--- Start of DATA ---

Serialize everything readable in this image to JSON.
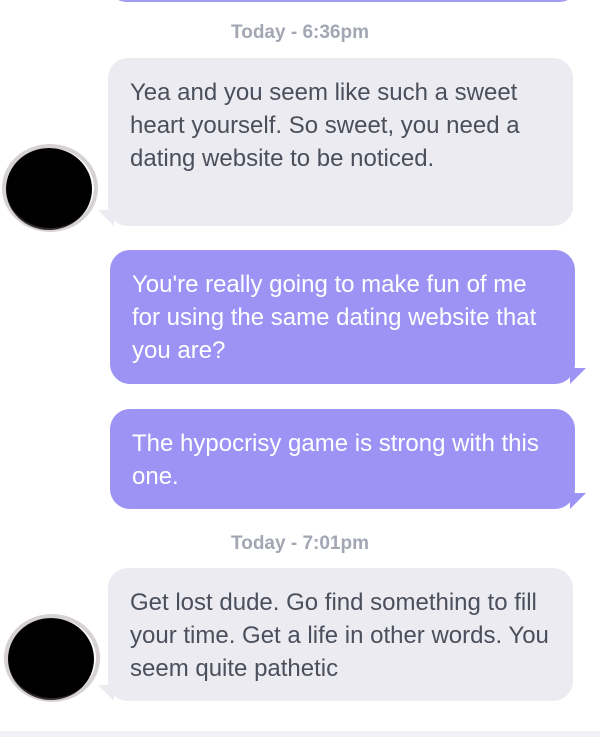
{
  "colors": {
    "incoming_bubble": "#ebebf1",
    "outgoing_bubble": "#9c93f4",
    "timestamp_text": "#a3a6b3"
  },
  "conversation": {
    "timestamps": [
      "Today - 6:36pm",
      "Today - 7:01pm"
    ],
    "messages": [
      {
        "direction": "incoming",
        "text": "Yea and you seem like such a sweet heart yourself. So sweet, you need a dating website to be noticed."
      },
      {
        "direction": "outgoing",
        "text": "You're really going to make fun of me for using the same dating website that you are?"
      },
      {
        "direction": "outgoing",
        "text": "The hypocrisy game is strong with this one."
      },
      {
        "direction": "incoming",
        "text": "Get lost dude. Go find something to fill your time. Get a life in other words. You seem quite pathetic"
      }
    ]
  },
  "icons": {
    "avatar": "contact-avatar-redacted"
  }
}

--- End of DATA ---

# EXERCISE REQUIREMENTS
Repeat verbatim all the material, but not the pictures.

# EXERCISE RESULT
Serialize everything readable in this image to JSON.
{
  "colors": {
    "incoming_bubble": "#ebebf1",
    "outgoing_bubble": "#9c93f4",
    "timestamp_text": "#a3a6b3"
  },
  "conversation": {
    "timestamps": [
      "Today - 6:36pm",
      "Today - 7:01pm"
    ],
    "messages": [
      {
        "direction": "incoming",
        "text": "Yea and you seem like such a sweet heart yourself. So sweet, you need a dating website to be noticed."
      },
      {
        "direction": "outgoing",
        "text": "You're really going to make fun of me for using the same dating website that you are?"
      },
      {
        "direction": "outgoing",
        "text": "The hypocrisy game is strong with this one."
      },
      {
        "direction": "incoming",
        "text": "Get lost dude. Go find something to fill your time. Get a life in other words. You seem quite pathetic"
      }
    ]
  },
  "icons": {
    "avatar": "contact-avatar-redacted"
  }
}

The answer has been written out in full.